— Start of Exercise material —

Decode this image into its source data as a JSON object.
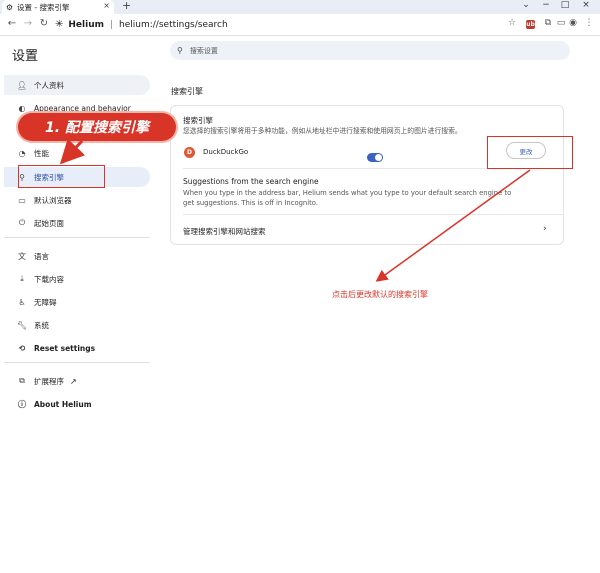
{
  "tab": {
    "title": "设置 - 搜索引擎",
    "close": "×",
    "new_tab": "+"
  },
  "window_controls": {
    "minimize": "−",
    "maximize": "□",
    "close": "×"
  },
  "address_bar": {
    "site_name": "Helium",
    "separator": "|",
    "url": "helium://settings/search"
  },
  "toolbar_icons": {
    "ublock_label": "ub"
  },
  "page": {
    "title": "设置",
    "search_placeholder": "搜索设置"
  },
  "sidebar": {
    "items": [
      {
        "label": "个人资料",
        "icon": "person-icon"
      },
      {
        "label": "Appearance and behavior",
        "icon": "palette-icon"
      },
      {
        "label": "性能",
        "icon": "gauge-icon"
      },
      {
        "label": "搜索引擎",
        "icon": "search-icon"
      },
      {
        "label": "默认浏览器",
        "icon": "browser-icon"
      },
      {
        "label": "起始页面",
        "icon": "power-icon"
      },
      {
        "label": "语言",
        "icon": "translate-icon"
      },
      {
        "label": "下载内容",
        "icon": "download-icon"
      },
      {
        "label": "无障碍",
        "icon": "accessibility-icon"
      },
      {
        "label": "系统",
        "icon": "wrench-icon"
      },
      {
        "label": "Reset settings",
        "icon": "reset-icon"
      },
      {
        "label": "扩展程序",
        "icon": "puzzle-icon"
      },
      {
        "label": "About Helium",
        "icon": "info-icon"
      }
    ]
  },
  "main": {
    "section_title": "搜索引擎",
    "search_engine": {
      "title": "搜索引擎",
      "description": "您选择的搜索引擎将用于多种功能，例如从地址栏中进行搜索和使用网页上的图片进行搜索。",
      "engine_name": "DuckDuckGo",
      "change_label": "更改"
    },
    "suggestions": {
      "title": "Suggestions from the search engine",
      "description": "When you type in the address bar, Helium sends what you type to your default search engine to get suggestions. This is off in Incognito.",
      "enabled": true
    },
    "manage_label": "管理搜索引擎和网站搜索"
  },
  "annotations": {
    "step_label": "1. 配置搜索引擎",
    "note": "点击后更改默认的搜索引擎",
    "color": "#d93428"
  }
}
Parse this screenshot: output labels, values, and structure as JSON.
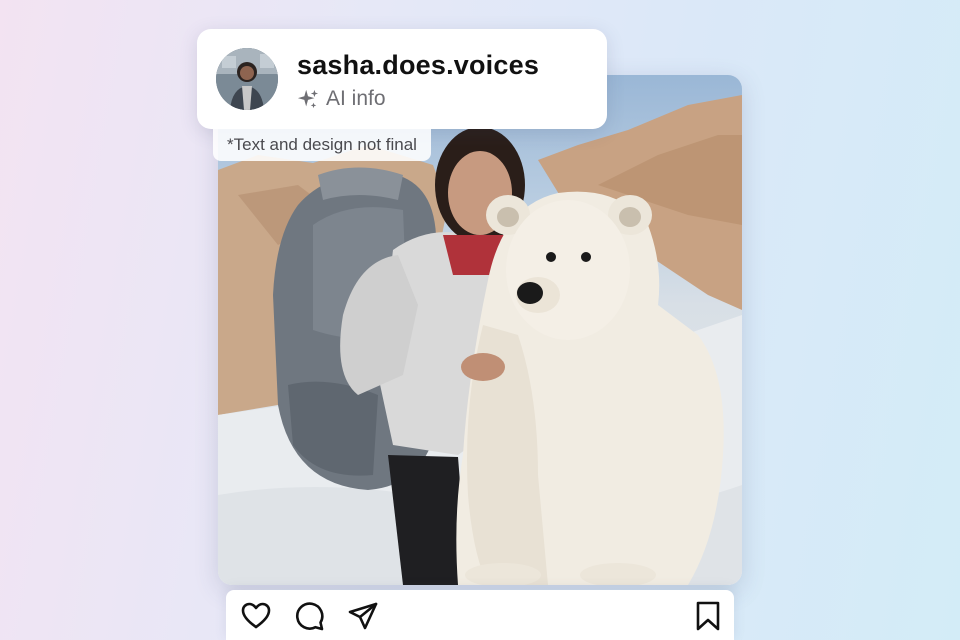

— End of Exercise material —

§ Exercise task
Each entry shown above must be quoted exactly, with its pictures left out.

§ Solution for this task
Decode this image into its source data as a JSON object.
{
  "tab": {
    "title": "设置 - 搜索引擎",
    "close": "×",
    "new_tab": "+"
  },
  "window_controls": {
    "minimize": "−",
    "maximize": "□",
    "close": "×"
  },
  "address_bar": {
    "site_name": "Helium",
    "separator": "|",
    "url": "helium://settings/search"
  },
  "toolbar_icons": {
    "ublock_label": "ub"
  },
  "page": {
    "title": "设置",
    "search_placeholder": "搜索设置"
  },
  "sidebar": {
    "items": [
      {
        "label": "个人资料",
        "icon": "person-icon"
      },
      {
        "label": "Appearance and behavior",
        "icon": "palette-icon"
      },
      {
        "label": "性能",
        "icon": "gauge-icon"
      },
      {
        "label": "搜索引擎",
        "icon": "search-icon"
      },
      {
        "label": "默认浏览器",
        "icon": "browser-icon"
      },
      {
        "label": "起始页面",
        "icon": "power-icon"
      },
      {
        "label": "语言",
        "icon": "translate-icon"
      },
      {
        "label": "下载内容",
        "icon": "download-icon"
      },
      {
        "label": "无障碍",
        "icon": "accessibility-icon"
      },
      {
        "label": "系统",
        "icon": "wrench-icon"
      },
      {
        "label": "Reset settings",
        "icon": "reset-icon"
      },
      {
        "label": "扩展程序",
        "icon": "puzzle-icon"
      },
      {
        "label": "About Helium",
        "icon": "info-icon"
      }
    ]
  },
  "main": {
    "section_title": "搜索引擎",
    "search_engine": {
      "title": "搜索引擎",
      "description": "您选择的搜索引擎将用于多种功能，例如从地址栏中进行搜索和使用网页上的图片进行搜索。",
      "engine_name": "DuckDuckGo",
      "change_label": "更改"
    },
    "suggestions": {
      "title": "Suggestions from the search engine",
      "description": "When you type in the address bar, Helium sends what you type to your default search engine to get suggestions. This is off in Incognito.",
      "enabled": true
    },
    "manage_label": "管理搜索引擎和网站搜索"
  },
  "annotations": {
    "step_label": "1. 配置搜索引擎",
    "note": "点击后更改默认的搜索引擎",
    "color": "#d93428"
  }
}
Parse this screenshot: output labels, values, and structure as JSON.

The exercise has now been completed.